# Task objective
Provide the data again in its entirety, exactly as given.

Data entries
● ● ● ● ●
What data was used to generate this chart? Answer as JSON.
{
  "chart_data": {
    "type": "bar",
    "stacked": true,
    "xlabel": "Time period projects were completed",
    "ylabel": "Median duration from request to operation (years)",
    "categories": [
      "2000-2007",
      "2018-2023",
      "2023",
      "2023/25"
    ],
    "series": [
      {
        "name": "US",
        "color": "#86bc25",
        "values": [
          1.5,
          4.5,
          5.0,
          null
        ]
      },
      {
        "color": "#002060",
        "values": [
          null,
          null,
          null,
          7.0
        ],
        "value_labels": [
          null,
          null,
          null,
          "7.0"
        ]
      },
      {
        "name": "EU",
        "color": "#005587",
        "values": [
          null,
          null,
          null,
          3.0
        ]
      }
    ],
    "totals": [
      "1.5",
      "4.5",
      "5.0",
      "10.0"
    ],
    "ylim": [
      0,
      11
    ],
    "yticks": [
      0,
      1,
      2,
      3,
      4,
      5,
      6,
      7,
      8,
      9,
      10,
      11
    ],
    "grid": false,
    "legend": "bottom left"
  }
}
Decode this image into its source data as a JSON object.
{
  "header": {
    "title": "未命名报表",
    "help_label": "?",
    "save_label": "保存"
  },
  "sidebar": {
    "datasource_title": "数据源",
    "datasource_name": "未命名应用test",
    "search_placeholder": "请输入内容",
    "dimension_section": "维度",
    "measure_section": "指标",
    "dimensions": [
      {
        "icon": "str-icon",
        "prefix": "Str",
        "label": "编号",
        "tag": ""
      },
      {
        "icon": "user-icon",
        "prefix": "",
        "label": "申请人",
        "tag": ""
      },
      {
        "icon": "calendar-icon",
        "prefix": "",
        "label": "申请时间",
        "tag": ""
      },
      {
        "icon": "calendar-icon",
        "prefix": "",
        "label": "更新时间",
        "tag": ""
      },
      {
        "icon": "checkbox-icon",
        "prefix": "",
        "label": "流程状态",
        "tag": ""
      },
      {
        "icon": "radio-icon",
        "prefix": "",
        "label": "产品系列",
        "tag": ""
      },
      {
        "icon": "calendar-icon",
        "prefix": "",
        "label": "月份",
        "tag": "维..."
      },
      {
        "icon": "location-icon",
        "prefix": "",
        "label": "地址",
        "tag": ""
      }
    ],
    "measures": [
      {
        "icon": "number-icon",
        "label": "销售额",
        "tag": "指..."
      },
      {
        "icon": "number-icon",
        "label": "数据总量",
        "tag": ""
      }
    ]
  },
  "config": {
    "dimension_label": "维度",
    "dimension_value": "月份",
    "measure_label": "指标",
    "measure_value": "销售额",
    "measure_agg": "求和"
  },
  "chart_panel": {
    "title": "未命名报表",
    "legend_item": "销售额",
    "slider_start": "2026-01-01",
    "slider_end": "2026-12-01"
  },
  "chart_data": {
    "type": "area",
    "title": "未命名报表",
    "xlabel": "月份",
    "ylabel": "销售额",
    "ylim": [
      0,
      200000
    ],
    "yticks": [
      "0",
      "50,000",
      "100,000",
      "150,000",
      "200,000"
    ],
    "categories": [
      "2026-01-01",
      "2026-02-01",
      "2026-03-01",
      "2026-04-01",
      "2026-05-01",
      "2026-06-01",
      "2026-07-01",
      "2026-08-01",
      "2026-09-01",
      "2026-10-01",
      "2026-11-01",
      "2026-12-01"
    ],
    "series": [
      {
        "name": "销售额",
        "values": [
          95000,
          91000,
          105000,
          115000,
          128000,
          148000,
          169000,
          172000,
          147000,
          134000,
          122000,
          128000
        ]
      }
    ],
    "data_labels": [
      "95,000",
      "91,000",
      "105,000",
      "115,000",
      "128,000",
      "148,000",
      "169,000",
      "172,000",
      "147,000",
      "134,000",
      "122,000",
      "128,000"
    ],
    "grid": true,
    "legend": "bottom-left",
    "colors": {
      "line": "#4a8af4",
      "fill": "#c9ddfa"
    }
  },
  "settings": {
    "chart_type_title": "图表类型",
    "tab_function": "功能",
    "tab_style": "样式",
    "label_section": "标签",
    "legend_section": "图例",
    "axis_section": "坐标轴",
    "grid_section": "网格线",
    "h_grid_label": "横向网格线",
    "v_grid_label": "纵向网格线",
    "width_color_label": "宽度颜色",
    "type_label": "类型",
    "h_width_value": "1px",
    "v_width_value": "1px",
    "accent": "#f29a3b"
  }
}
● ● ● ● ●
# Output of the exercise
What data was used to generate this chart? Answer as JSON.
{
  "chart_data": {
    "type": "bar",
    "stacked": true,
    "xlabel": "Time period projects were completed",
    "ylabel": "Median duration from request to operation (years)",
    "categories": [
      "2000-2007",
      "2018-2023",
      "2023",
      "2023/25"
    ],
    "series": [
      {
        "name": "US",
        "color": "#86bc25",
        "values": [
          1.5,
          4.5,
          5.0,
          null
        ]
      },
      {
        "color": "#002060",
        "values": [
          null,
          null,
          null,
          7.0
        ],
        "value_labels": [
          null,
          null,
          null,
          "7.0"
        ]
      },
      {
        "name": "EU",
        "color": "#005587",
        "values": [
          null,
          null,
          null,
          3.0
        ]
      }
    ],
    "totals": [
      "1.5",
      "4.5",
      "5.0",
      "10.0"
    ],
    "ylim": [
      0,
      11
    ],
    "yticks": [
      0,
      1,
      2,
      3,
      4,
      5,
      6,
      7,
      8,
      9,
      10,
      11
    ],
    "grid": false,
    "legend": "bottom left"
  }
}
Decode this image into its source data as a JSON object.
{
  "header": {
    "title": "未命名报表",
    "help_label": "?",
    "save_label": "保存"
  },
  "sidebar": {
    "datasource_title": "数据源",
    "datasource_name": "未命名应用test",
    "search_placeholder": "请输入内容",
    "dimension_section": "维度",
    "measure_section": "指标",
    "dimensions": [
      {
        "icon": "str-icon",
        "prefix": "Str",
        "label": "编号",
        "tag": ""
      },
      {
        "icon": "user-icon",
        "prefix": "",
        "label": "申请人",
        "tag": ""
      },
      {
        "icon": "calendar-icon",
        "prefix": "",
        "label": "申请时间",
        "tag": ""
      },
      {
        "icon": "calendar-icon",
        "prefix": "",
        "label": "更新时间",
        "tag": ""
      },
      {
        "icon": "checkbox-icon",
        "prefix": "",
        "label": "流程状态",
        "tag": ""
      },
      {
        "icon": "radio-icon",
        "prefix": "",
        "label": "产品系列",
        "tag": ""
      },
      {
        "icon": "calendar-icon",
        "prefix": "",
        "label": "月份",
        "tag": "维..."
      },
      {
        "icon": "location-icon",
        "prefix": "",
        "label": "地址",
        "tag": ""
      }
    ],
    "measures": [
      {
        "icon": "number-icon",
        "label": "销售额",
        "tag": "指..."
      },
      {
        "icon": "number-icon",
        "label": "数据总量",
        "tag": ""
      }
    ]
  },
  "config": {
    "dimension_label": "维度",
    "dimension_value": "月份",
    "measure_label": "指标",
    "measure_value": "销售额",
    "measure_agg": "求和"
  },
  "chart_panel": {
    "title": "未命名报表",
    "legend_item": "销售额",
    "slider_start": "2026-01-01",
    "slider_end": "2026-12-01"
  },
  "chart_data": {
    "type": "area",
    "title": "未命名报表",
    "xlabel": "月份",
    "ylabel": "销售额",
    "ylim": [
      0,
      200000
    ],
    "yticks": [
      "0",
      "50,000",
      "100,000",
      "150,000",
      "200,000"
    ],
    "categories": [
      "2026-01-01",
      "2026-02-01",
      "2026-03-01",
      "2026-04-01",
      "2026-05-01",
      "2026-06-01",
      "2026-07-01",
      "2026-08-01",
      "2026-09-01",
      "2026-10-01",
      "2026-11-01",
      "2026-12-01"
    ],
    "series": [
      {
        "name": "销售额",
        "values": [
          95000,
          91000,
          105000,
          115000,
          128000,
          148000,
          169000,
          172000,
          147000,
          134000,
          122000,
          128000
        ]
      }
    ],
    "data_labels": [
      "95,000",
      "91,000",
      "105,000",
      "115,000",
      "128,000",
      "148,000",
      "169,000",
      "172,000",
      "147,000",
      "134,000",
      "122,000",
      "128,000"
    ],
    "grid": true,
    "legend": "bottom-left",
    "colors": {
      "line": "#4a8af4",
      "fill": "#c9ddfa"
    }
  },
  "settings": {
    "chart_type_title": "图表类型",
    "tab_function": "功能",
    "tab_style": "样式",
    "label_section": "标签",
    "legend_section": "图例",
    "axis_section": "坐标轴",
    "grid_section": "网格线",
    "h_grid_label": "横向网格线",
    "v_grid_label": "纵向网格线",
    "width_color_label": "宽度颜色",
    "type_label": "类型",
    "h_width_value": "1px",
    "v_width_value": "1px",
    "accent": "#f29a3b"
  }
}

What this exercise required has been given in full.